Dataset records:

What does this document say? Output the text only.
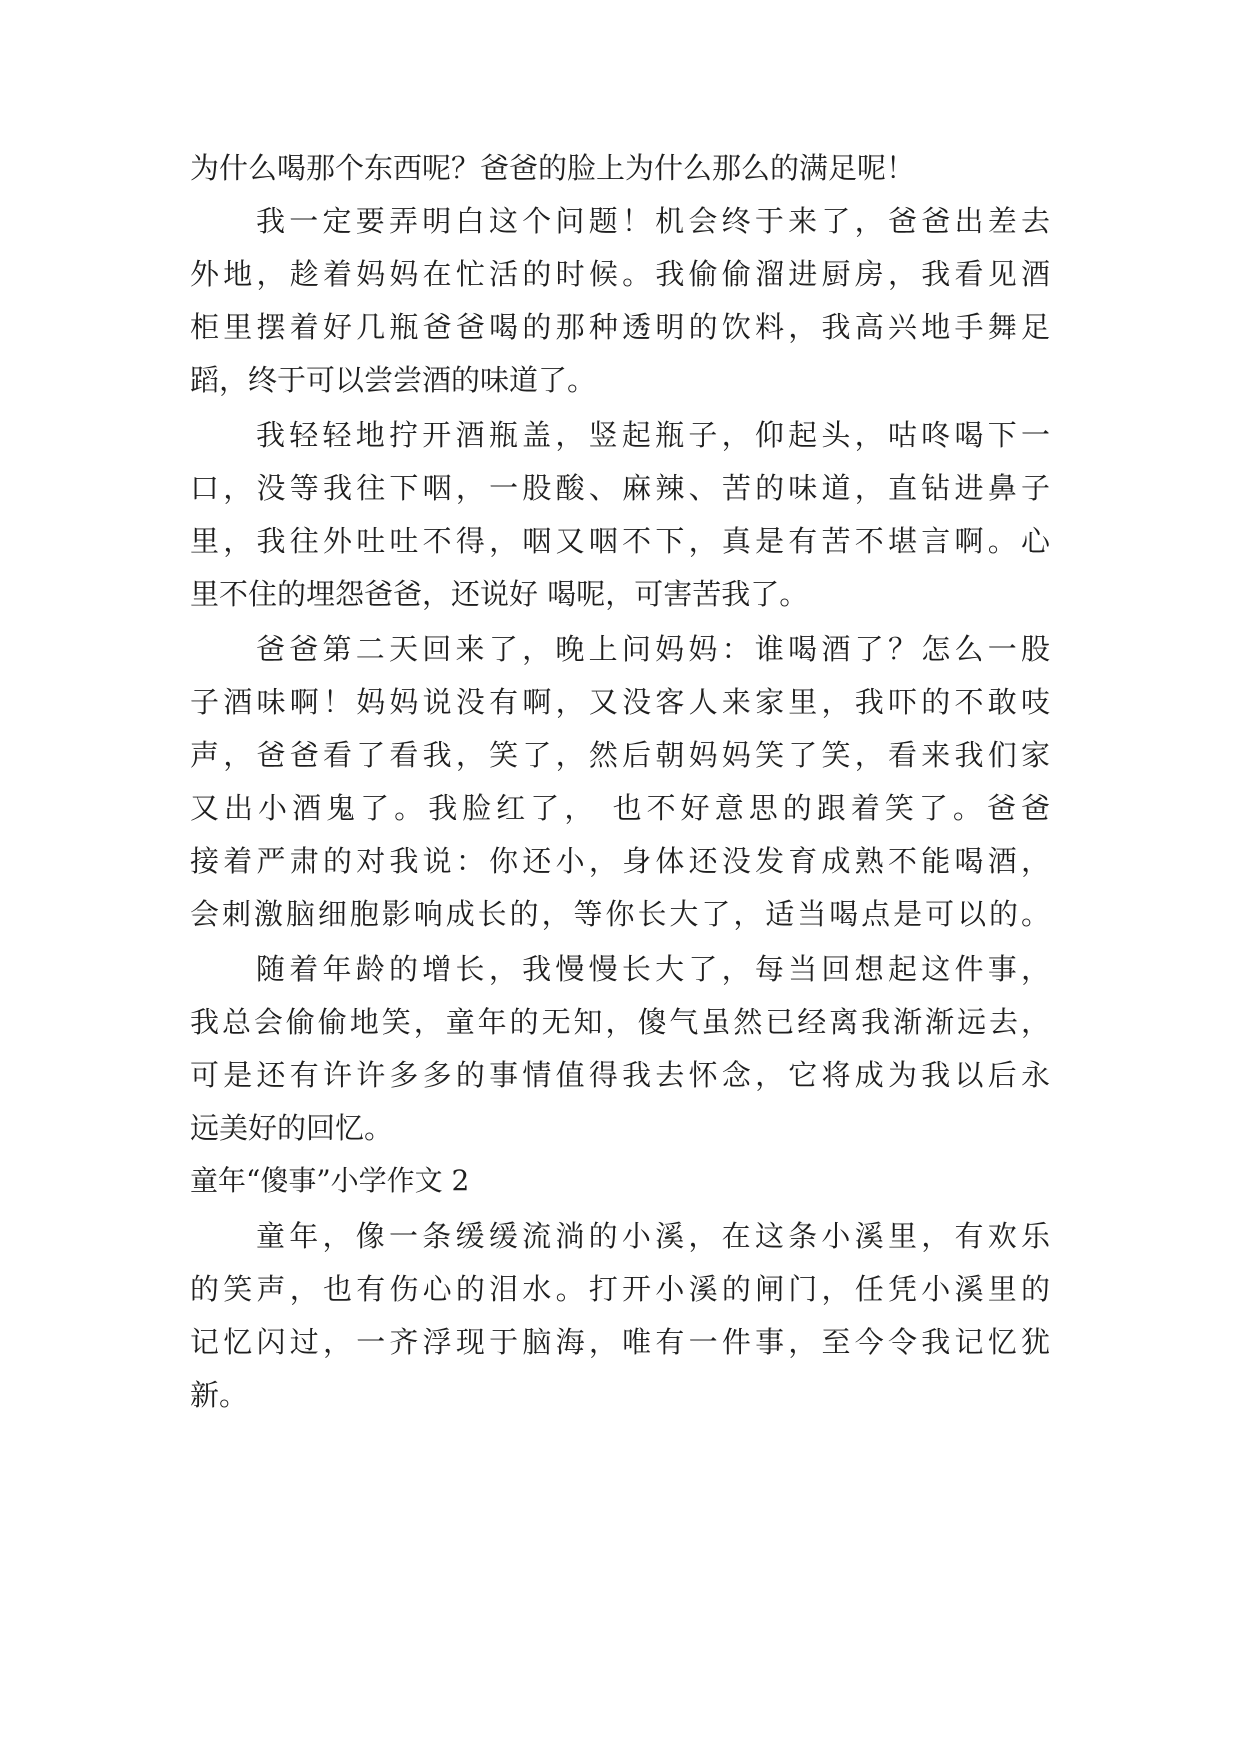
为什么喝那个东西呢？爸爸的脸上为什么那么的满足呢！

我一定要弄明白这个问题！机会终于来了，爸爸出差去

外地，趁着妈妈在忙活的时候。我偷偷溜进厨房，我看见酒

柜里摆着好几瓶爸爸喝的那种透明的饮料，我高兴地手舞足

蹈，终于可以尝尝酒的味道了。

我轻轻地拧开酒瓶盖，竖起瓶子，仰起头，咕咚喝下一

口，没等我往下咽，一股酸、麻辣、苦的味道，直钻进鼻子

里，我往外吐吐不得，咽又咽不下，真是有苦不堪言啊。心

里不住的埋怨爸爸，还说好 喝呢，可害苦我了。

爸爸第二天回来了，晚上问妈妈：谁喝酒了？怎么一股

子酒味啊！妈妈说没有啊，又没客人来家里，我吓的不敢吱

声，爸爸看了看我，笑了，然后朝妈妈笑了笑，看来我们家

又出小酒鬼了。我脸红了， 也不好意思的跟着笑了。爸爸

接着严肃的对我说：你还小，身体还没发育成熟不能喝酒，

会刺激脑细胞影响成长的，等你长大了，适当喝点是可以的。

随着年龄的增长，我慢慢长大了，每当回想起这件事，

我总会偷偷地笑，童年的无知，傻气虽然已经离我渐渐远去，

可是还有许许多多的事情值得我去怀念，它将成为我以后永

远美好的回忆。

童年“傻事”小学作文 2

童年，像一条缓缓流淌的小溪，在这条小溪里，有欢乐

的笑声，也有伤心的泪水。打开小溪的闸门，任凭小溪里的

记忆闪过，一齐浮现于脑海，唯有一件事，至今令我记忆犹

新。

Task brief: Ignore the images and quote every line of the listing exactly.

Correct response:
What does this document say? Output the text only.
为什么喝那个东西呢？爸爸的脸上为什么那么的满足呢！

我一定要弄明白这个问题！机会终于来了，爸爸出差去

外地，趁着妈妈在忙活的时候。我偷偷溜进厨房，我看见酒

柜里摆着好几瓶爸爸喝的那种透明的饮料，我高兴地手舞足

蹈，终于可以尝尝酒的味道了。

我轻轻地拧开酒瓶盖，竖起瓶子，仰起头，咕咚喝下一

口，没等我往下咽，一股酸、麻辣、苦的味道，直钻进鼻子

里，我往外吐吐不得，咽又咽不下，真是有苦不堪言啊。心

里不住的埋怨爸爸，还说好 喝呢，可害苦我了。

爸爸第二天回来了，晚上问妈妈：谁喝酒了？怎么一股

子酒味啊！妈妈说没有啊，又没客人来家里，我吓的不敢吱

声，爸爸看了看我，笑了，然后朝妈妈笑了笑，看来我们家

又出小酒鬼了。我脸红了， 也不好意思的跟着笑了。爸爸

接着严肃的对我说：你还小，身体还没发育成熟不能喝酒，

会刺激脑细胞影响成长的，等你长大了，适当喝点是可以的。

随着年龄的增长，我慢慢长大了，每当回想起这件事，

我总会偷偷地笑，童年的无知，傻气虽然已经离我渐渐远去，

可是还有许许多多的事情值得我去怀念，它将成为我以后永

远美好的回忆。

童年“傻事”小学作文 2

童年，像一条缓缓流淌的小溪，在这条小溪里，有欢乐

的笑声，也有伤心的泪水。打开小溪的闸门，任凭小溪里的

记忆闪过，一齐浮现于脑海，唯有一件事，至今令我记忆犹

新。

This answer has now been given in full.